Extracted data entries

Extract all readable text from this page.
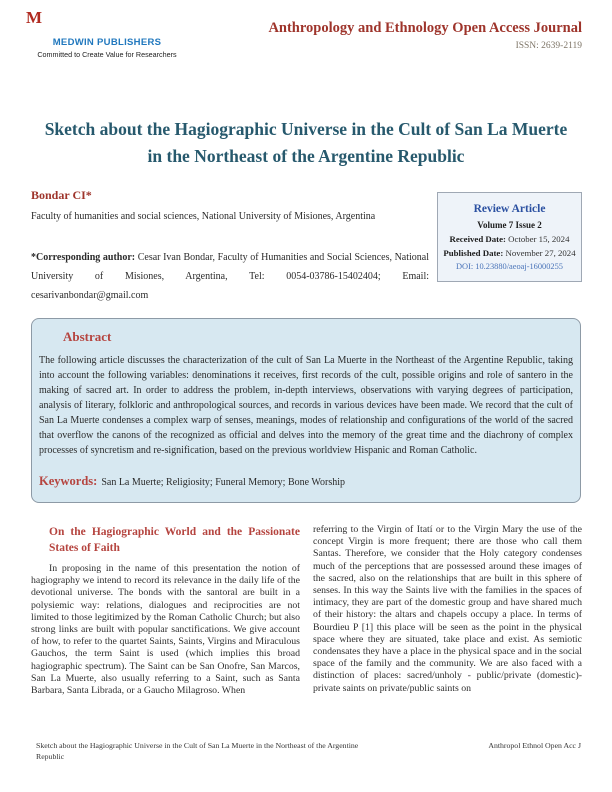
M
MEDWIN PUBLISHERS
Committed to Create Value for Researchers
Anthropology and Ethnology Open Access Journal
ISSN: 2639-2119
Sketch about the Hagiographic Universe in the Cult of San La Muerte in the Northeast of the Argentine Republic
Bondar CI*
Faculty of humanities and social sciences, National University of Misiones, Argentina

*Corresponding author: Cesar Ivan Bondar, Faculty of Humanities and Social Sciences, National University of Misiones, Argentina, Tel: 0054-03786-15402404; Email: cesarivanbondar@gmail.com

Review Article
Volume 7 Issue 2
Received Date: October 15, 2024
Published Date: November 27, 2024
DOI: 10.23880/aeoaj-16000255
Abstract
The following article discusses the characterization of the cult of San La Muerte in the Northeast of the Argentine Republic, taking into account the following variables: denominations it receives, first records of the cult, possible origins and role of santero in the making of sacred art. In order to address the problem, in-depth interviews, observations with varying degrees of participation, analysis of literary, folkloric and anthropological sources, and records in various devices have been made. We record that the cult of San La Muerte condenses a complex warp of senses, meanings, modes of relationship and configurations of the world of the sacred that overflow the canons of the recognized as official and delves into the memory of the great time and the diachrony of complex processes of syncretism and re-signification, based on the previous worldview Hispanic and Roman Catholic.
Keywords: San La Muerte; Religiosity; Funeral Memory; Bone Worship
On the Hagiographic World and the Passionate States of Faith

In proposing in the name of this presentation the notion of hagiography we intend to record its relevance in the daily life of the devotional universe. The bonds with the santoral are built in a polysiemic way: relations, dialogues and reciprocities are not limited to those legitimized by the Roman Catholic Church; but also strong links are built with popular sanctifications. We give account of how, to refer to the quartet Saints, Saints, Virgins and Miraculous Gauchos, the term Saint is used (which implies this broad hagiographic spectrum). The Saint can be San Onofre, San Marcos, San La Muerte, also usually referring to a Saint, such as Santa Barbara, Santa Librada, or a Gaucho Milagroso. When

referring to the Virgin of Itatí or to the Virgin Mary the use of the concept Virgin is more frequent; there are those who call them Santas. Therefore, we consider that the Holy category condenses much of the perceptions that are possessed around these images of the sacred, also on the relationships that are built in this sphere of senses. In this way the Saints live with the families in the spaces of intimacy, they are part of the domestic group and have shared much of their history: the altars and chapels occupy a place. In terms of Bourdieu P [1] this place will be seen as the point in the physical space where they are situated, take place and exist. As semiotic condensates they have a place in the physical space and in the social space of the family and the community. We are also faced with a distinction of places: sacred/unholy - public/private (domestic)-private saints on private/public saints on

Sketch about the Hagiographic Universe in the Cult of San La Muerte in the Northeast of the Argentine Republic
Anthropol Ethnol Open Acc J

The task: From the entries above, copy out every line where the string "Misiones" appears.

Correct response:
Faculty of humanities and social sciences, National University of Misiones, Argentina
*Corresponding author: Cesar Ivan Bondar, Faculty of Humanities and Social Sciences, National University of Misiones, Argentina, Tel: 0054-03786-15402404; Email: cesarivanbondar@gmail.com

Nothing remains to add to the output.